Page element annotations
· · · · ·
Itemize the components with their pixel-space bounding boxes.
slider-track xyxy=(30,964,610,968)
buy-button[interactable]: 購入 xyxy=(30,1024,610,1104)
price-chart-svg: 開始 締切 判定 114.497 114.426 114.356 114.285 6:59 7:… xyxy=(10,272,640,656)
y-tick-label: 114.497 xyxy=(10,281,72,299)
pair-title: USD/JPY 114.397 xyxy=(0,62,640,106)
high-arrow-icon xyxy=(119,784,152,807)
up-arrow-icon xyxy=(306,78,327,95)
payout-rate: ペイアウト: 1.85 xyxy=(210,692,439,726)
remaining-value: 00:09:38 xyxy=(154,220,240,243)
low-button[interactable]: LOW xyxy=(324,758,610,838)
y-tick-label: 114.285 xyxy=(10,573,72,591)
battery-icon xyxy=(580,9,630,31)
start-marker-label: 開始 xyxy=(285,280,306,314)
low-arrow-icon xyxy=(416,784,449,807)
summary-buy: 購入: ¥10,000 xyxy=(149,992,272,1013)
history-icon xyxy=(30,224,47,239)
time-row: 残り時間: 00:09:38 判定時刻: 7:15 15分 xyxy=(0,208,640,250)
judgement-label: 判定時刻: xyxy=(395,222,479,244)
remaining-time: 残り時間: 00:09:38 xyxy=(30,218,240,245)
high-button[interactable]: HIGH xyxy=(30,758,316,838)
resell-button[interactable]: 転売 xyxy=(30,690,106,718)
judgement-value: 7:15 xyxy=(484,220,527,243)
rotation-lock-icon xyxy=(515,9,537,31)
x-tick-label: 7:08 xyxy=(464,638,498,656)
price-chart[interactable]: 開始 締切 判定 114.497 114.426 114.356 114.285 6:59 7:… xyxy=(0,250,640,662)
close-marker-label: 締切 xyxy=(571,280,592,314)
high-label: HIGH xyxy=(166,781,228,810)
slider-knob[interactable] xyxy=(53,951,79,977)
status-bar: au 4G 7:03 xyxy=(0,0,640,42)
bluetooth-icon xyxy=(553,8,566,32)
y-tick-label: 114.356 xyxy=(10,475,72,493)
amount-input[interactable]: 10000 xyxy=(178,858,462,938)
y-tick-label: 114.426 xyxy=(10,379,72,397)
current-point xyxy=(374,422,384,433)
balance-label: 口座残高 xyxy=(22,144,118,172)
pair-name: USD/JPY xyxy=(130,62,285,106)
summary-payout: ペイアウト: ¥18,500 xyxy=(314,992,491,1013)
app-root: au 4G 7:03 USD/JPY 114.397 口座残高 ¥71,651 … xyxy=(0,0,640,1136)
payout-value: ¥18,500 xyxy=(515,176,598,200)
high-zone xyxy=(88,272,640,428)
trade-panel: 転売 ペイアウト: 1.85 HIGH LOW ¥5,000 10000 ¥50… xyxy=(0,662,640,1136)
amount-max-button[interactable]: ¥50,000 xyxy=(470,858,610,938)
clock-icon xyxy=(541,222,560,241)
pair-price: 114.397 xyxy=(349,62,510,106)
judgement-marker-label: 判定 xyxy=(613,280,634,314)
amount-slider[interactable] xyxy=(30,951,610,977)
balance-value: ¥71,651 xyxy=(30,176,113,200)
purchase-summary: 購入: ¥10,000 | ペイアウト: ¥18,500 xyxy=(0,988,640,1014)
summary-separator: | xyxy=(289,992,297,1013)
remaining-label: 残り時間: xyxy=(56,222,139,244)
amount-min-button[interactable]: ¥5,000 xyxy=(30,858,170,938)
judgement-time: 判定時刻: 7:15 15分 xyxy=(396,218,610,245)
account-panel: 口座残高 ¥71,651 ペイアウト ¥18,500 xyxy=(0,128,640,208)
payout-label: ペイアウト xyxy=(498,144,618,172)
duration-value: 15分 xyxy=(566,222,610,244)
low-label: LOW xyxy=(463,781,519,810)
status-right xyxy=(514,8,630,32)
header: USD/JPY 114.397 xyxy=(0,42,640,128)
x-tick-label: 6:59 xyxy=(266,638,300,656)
· · · · ·
_What you need to do_
Rewrite every line of the records above as a numbered list, leaving out any blank lines.

_Finished task_
1. Itemize the components with their pixel-space bounding boxes.
2. slider-track xyxy=(30,964,610,968)
3. buy-button[interactable]: 購入 xyxy=(30,1024,610,1104)
4. price-chart-svg: 開始 締切 判定 114.497 114.426 114.356 114.285 6:59 7:… xyxy=(10,272,640,656)
5. y-tick-label: 114.497 xyxy=(10,281,72,299)
6. pair-title: USD/JPY 114.397 xyxy=(0,62,640,106)
7. high-arrow-icon xyxy=(119,784,152,807)
8. up-arrow-icon xyxy=(306,78,327,95)
9. payout-rate: ペイアウト: 1.85 xyxy=(210,692,439,726)
10. remaining-value: 00:09:38 xyxy=(154,220,240,243)
11. low-button[interactable]: LOW xyxy=(324,758,610,838)
12. y-tick-label: 114.285 xyxy=(10,573,72,591)
13. battery-icon xyxy=(580,9,630,31)
14. start-marker-label: 開始 xyxy=(285,280,306,314)
15. low-arrow-icon xyxy=(416,784,449,807)
16. summary-buy: 購入: ¥10,000 xyxy=(149,992,272,1013)
17. history-icon xyxy=(30,224,47,239)
18. time-row: 残り時間: 00:09:38 判定時刻: 7:15 15分 xyxy=(0,208,640,250)
19. judgement-label: 判定時刻: xyxy=(395,222,479,244)
20. remaining-time: 残り時間: 00:09:38 xyxy=(30,218,240,245)
21. high-button[interactable]: HIGH xyxy=(30,758,316,838)
22. resell-button[interactable]: 転売 xyxy=(30,690,106,718)
23. judgement-value: 7:15 xyxy=(484,220,527,243)
24. rotation-lock-icon xyxy=(515,9,537,31)
25. x-tick-label: 7:08 xyxy=(464,638,498,656)
26. price-chart[interactable]: 開始 締切 判定 114.497 114.426 114.356 114.285 6:59 7:… xyxy=(0,250,640,662)
27. close-marker-label: 締切 xyxy=(571,280,592,314)
28. high-label: HIGH xyxy=(166,781,228,810)
29. slider-knob[interactable] xyxy=(53,951,79,977)
30. status-bar: au 4G 7:03 xyxy=(0,0,640,42)
31. bluetooth-icon xyxy=(553,8,566,32)
32. y-tick-label: 114.356 xyxy=(10,475,72,493)
33. amount-input[interactable]: 10000 xyxy=(178,858,462,938)
34. y-tick-label: 114.426 xyxy=(10,379,72,397)
35. current-point xyxy=(374,422,384,433)
36. balance-label: 口座残高 xyxy=(22,144,118,172)
37. pair-name: USD/JPY xyxy=(130,62,285,106)
38. summary-payout: ペイアウト: ¥18,500 xyxy=(314,992,491,1013)
39. app-root: au 4G 7:03 USD/JPY 114.397 口座残高 ¥71,651 … xyxy=(0,0,640,1136)
40. payout-value: ¥18,500 xyxy=(515,176,598,200)
41. high-zone xyxy=(88,272,640,428)
42. trade-panel: 転売 ペイアウト: 1.85 HIGH LOW ¥5,000 10000 ¥50… xyxy=(0,662,640,1136)
43. amount-max-button[interactable]: ¥50,000 xyxy=(470,858,610,938)
44. clock-icon xyxy=(541,222,560,241)
45. pair-price: 114.397 xyxy=(349,62,510,106)
46. judgement-marker-label: 判定 xyxy=(613,280,634,314)
47. amount-slider[interactable] xyxy=(30,951,610,977)
48. balance-value: ¥71,651 xyxy=(30,176,113,200)
49. purchase-summary: 購入: ¥10,000 | ペイアウト: ¥18,500 xyxy=(0,988,640,1014)
50. summary-separator: | xyxy=(289,992,297,1013)
51. remaining-label: 残り時間: xyxy=(56,222,139,244)
52. amount-min-button[interactable]: ¥5,000 xyxy=(30,858,170,938)
53. judgement-time: 判定時刻: 7:15 15分 xyxy=(396,218,610,245)
54. account-panel: 口座残高 ¥71,651 ペイアウト ¥18,500 xyxy=(0,128,640,208)
55. payout-label: ペイアウト xyxy=(498,144,618,172)
56. duration-value: 15分 xyxy=(566,222,610,244)
57. low-label: LOW xyxy=(463,781,519,810)
58. status-right xyxy=(514,8,630,32)
59. header: USD/JPY 114.397 xyxy=(0,42,640,128)
60. x-tick-label: 6:59 xyxy=(266,638,300,656)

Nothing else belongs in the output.